Materials provided >>
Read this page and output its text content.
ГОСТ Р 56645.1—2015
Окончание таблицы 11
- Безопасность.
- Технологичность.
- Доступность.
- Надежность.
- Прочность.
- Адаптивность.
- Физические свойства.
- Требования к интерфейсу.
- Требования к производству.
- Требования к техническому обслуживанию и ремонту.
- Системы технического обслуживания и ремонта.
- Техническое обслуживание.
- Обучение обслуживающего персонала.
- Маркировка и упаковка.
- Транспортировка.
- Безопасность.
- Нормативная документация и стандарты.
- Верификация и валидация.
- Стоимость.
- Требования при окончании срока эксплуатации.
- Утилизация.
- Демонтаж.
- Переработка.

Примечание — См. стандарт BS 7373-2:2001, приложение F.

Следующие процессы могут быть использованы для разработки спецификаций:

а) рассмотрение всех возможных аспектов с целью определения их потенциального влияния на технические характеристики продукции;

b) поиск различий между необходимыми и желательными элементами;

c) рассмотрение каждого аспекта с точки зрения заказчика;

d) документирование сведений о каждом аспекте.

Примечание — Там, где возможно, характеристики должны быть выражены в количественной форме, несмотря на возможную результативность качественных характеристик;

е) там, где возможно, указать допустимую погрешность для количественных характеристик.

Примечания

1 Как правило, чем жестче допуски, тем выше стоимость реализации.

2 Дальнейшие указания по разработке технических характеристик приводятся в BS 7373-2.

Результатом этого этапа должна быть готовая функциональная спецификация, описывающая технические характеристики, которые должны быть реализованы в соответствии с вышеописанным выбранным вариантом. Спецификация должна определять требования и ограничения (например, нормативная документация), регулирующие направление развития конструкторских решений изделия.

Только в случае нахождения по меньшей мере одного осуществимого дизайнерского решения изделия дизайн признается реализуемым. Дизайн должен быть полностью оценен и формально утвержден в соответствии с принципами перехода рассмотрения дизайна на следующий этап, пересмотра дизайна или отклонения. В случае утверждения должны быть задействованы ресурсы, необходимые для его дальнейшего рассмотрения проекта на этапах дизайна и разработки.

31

* * *

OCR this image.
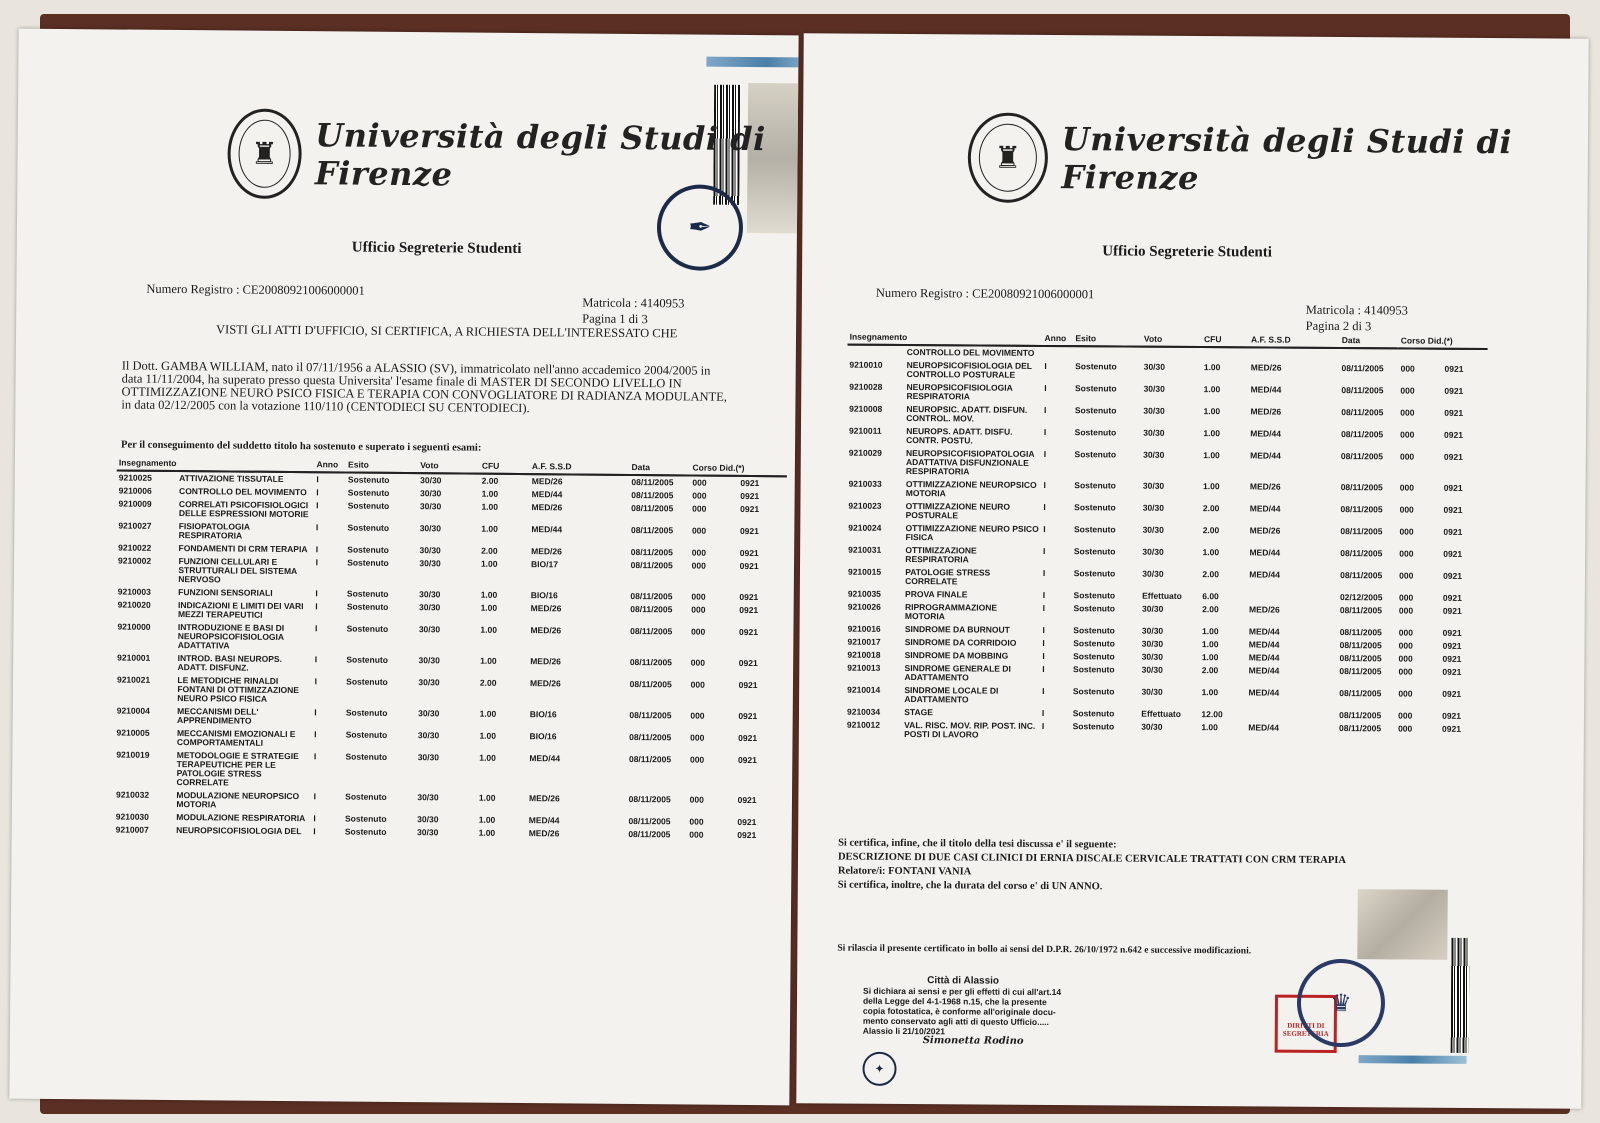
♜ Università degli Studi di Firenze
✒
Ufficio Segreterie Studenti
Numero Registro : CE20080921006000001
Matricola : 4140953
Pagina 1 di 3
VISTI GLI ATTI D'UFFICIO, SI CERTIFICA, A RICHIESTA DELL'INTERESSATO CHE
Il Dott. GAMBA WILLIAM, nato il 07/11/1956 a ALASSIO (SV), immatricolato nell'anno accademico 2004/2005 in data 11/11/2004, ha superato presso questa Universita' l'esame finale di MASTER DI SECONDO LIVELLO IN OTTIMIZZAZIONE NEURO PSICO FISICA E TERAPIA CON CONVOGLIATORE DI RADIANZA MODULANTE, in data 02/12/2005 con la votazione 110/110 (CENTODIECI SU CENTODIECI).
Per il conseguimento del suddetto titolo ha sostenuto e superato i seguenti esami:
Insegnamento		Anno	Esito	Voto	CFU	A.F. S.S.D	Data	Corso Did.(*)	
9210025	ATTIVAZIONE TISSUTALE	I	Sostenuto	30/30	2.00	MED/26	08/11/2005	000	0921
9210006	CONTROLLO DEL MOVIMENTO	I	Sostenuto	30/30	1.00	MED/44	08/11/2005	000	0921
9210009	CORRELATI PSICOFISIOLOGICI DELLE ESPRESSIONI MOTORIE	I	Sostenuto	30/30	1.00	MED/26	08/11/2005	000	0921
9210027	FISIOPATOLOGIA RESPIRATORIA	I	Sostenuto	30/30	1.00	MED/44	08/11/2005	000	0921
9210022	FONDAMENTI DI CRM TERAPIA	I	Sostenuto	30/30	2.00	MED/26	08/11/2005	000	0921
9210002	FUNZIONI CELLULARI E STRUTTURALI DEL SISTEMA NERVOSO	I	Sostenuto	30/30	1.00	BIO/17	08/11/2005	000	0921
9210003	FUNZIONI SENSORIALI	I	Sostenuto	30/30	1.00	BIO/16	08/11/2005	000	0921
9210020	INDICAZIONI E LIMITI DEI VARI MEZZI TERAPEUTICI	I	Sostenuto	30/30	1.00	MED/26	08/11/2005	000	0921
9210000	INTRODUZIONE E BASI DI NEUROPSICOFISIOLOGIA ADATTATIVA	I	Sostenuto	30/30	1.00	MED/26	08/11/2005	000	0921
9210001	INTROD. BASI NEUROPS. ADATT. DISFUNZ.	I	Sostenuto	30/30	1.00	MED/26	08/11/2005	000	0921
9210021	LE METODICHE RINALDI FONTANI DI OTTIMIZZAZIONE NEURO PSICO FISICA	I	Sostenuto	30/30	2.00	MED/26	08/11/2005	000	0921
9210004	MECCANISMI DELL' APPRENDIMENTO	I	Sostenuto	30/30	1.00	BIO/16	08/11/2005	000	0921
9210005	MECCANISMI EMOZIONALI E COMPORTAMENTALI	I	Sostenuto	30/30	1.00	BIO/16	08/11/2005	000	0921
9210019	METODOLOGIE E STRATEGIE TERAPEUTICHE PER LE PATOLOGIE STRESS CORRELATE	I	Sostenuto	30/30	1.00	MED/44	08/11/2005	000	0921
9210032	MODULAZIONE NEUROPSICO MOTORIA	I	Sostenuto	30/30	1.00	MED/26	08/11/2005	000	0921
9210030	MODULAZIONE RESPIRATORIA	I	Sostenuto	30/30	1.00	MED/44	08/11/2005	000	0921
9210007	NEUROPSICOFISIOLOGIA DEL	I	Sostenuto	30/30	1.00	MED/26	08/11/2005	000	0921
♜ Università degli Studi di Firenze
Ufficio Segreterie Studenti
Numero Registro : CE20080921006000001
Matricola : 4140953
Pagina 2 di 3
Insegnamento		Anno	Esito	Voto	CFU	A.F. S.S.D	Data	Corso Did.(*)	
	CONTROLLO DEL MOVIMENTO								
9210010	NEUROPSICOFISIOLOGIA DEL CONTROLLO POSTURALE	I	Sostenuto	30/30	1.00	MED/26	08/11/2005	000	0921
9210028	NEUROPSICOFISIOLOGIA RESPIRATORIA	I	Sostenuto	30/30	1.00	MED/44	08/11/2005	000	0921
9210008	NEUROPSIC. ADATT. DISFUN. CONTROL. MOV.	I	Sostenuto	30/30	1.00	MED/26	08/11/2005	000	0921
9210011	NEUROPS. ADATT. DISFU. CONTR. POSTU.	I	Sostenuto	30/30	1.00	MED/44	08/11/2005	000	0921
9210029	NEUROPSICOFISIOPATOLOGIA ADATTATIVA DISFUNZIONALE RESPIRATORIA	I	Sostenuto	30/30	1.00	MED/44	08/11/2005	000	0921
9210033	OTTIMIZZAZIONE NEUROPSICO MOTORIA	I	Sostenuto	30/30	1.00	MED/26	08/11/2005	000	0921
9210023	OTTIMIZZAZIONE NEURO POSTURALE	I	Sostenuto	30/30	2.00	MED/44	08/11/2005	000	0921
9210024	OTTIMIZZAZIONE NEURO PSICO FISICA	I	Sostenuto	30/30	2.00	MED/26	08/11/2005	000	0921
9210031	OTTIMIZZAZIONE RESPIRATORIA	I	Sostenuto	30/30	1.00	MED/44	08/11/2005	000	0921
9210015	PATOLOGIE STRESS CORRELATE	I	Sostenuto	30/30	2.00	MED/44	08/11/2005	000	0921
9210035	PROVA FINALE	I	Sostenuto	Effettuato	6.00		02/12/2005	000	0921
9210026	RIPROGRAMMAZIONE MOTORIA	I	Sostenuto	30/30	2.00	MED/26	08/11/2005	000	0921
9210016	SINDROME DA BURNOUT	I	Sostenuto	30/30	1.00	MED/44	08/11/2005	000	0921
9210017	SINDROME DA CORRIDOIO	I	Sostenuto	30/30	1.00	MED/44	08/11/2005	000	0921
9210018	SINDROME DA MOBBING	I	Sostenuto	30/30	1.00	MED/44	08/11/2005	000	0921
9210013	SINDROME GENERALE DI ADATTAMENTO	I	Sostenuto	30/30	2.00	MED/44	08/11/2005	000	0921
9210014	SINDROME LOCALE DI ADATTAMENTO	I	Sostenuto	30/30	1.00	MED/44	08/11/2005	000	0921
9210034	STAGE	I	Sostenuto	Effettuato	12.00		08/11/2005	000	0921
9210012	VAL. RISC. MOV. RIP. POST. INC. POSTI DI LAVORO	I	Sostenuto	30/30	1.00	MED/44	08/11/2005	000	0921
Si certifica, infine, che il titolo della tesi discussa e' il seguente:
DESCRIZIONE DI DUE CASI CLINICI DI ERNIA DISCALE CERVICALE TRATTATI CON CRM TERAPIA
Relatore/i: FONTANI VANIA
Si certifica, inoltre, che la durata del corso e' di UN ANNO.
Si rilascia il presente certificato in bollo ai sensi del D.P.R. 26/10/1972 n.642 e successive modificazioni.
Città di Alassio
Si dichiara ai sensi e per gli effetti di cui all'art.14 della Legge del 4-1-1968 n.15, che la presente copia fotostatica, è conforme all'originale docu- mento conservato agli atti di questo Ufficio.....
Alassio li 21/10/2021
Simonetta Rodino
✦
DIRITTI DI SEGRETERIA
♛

Required task >>
All lines above with "CORRELATE" in them should be returned.

Result below >>
9210019	METODOLOGIE E STRATEGIE TERAPEUTICHE PER LE PATOLOGIE STRESS CORRELATE	I	Sostenuto	30/30	1.00	MED/44	08/11/2005	000	0921
9210015	PATOLOGIE STRESS CORRELATE	I	Sostenuto	30/30	2.00	MED/44	08/11/2005	000	0921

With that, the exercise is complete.